[Stated exercise]: Retype each entry below, keeping every character the same.
- - - -
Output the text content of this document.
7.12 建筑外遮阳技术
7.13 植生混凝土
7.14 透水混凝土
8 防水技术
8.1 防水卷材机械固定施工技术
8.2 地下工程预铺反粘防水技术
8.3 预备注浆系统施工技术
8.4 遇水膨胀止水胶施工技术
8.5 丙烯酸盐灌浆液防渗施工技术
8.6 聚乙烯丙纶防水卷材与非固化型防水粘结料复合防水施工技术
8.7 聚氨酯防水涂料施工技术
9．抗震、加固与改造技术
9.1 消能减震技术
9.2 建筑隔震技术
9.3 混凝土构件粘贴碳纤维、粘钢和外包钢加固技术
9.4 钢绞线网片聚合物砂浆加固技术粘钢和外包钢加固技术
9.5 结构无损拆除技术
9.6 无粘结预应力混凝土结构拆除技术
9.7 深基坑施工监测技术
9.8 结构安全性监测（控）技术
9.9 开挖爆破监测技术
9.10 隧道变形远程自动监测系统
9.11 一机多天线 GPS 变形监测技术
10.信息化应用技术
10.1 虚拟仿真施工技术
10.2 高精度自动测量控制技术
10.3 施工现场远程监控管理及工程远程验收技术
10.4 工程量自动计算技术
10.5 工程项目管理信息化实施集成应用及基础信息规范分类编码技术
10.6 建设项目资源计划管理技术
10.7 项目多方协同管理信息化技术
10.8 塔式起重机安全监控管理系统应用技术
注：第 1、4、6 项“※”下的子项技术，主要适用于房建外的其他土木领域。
- - - -
[Solution for this task]:
Output the text content of this document.
7.12 建筑外遮阳技术
7.13 植生混凝土
7.14 透水混凝土
8 防水技术
8.1 防水卷材机械固定施工技术
8.2 地下工程预铺反粘防水技术
8.3 预备注浆系统施工技术
8.4 遇水膨胀止水胶施工技术
8.5 丙烯酸盐灌浆液防渗施工技术
8.6 聚乙烯丙纶防水卷材与非固化型防水粘结料复合防水施工技术
8.7 聚氨酯防水涂料施工技术
9．抗震、加固与改造技术
9.1 消能减震技术
9.2 建筑隔震技术
9.3 混凝土构件粘贴碳纤维、粘钢和外包钢加固技术
9.4 钢绞线网片聚合物砂浆加固技术粘钢和外包钢加固技术
9.5 结构无损拆除技术
9.6 无粘结预应力混凝土结构拆除技术
9.7 深基坑施工监测技术
9.8 结构安全性监测（控）技术
9.9 开挖爆破监测技术
9.10 隧道变形远程自动监测系统
9.11 一机多天线 GPS 变形监测技术
10.信息化应用技术
10.1 虚拟仿真施工技术
10.2 高精度自动测量控制技术
10.3 施工现场远程监控管理及工程远程验收技术
10.4 工程量自动计算技术
10.5 工程项目管理信息化实施集成应用及基础信息规范分类编码技术
10.6 建设项目资源计划管理技术
10.7 项目多方协同管理信息化技术
10.8 塔式起重机安全监控管理系统应用技术
注：第 1、4、6 项“※”下的子项技术，主要适用于房建外的其他土木领域。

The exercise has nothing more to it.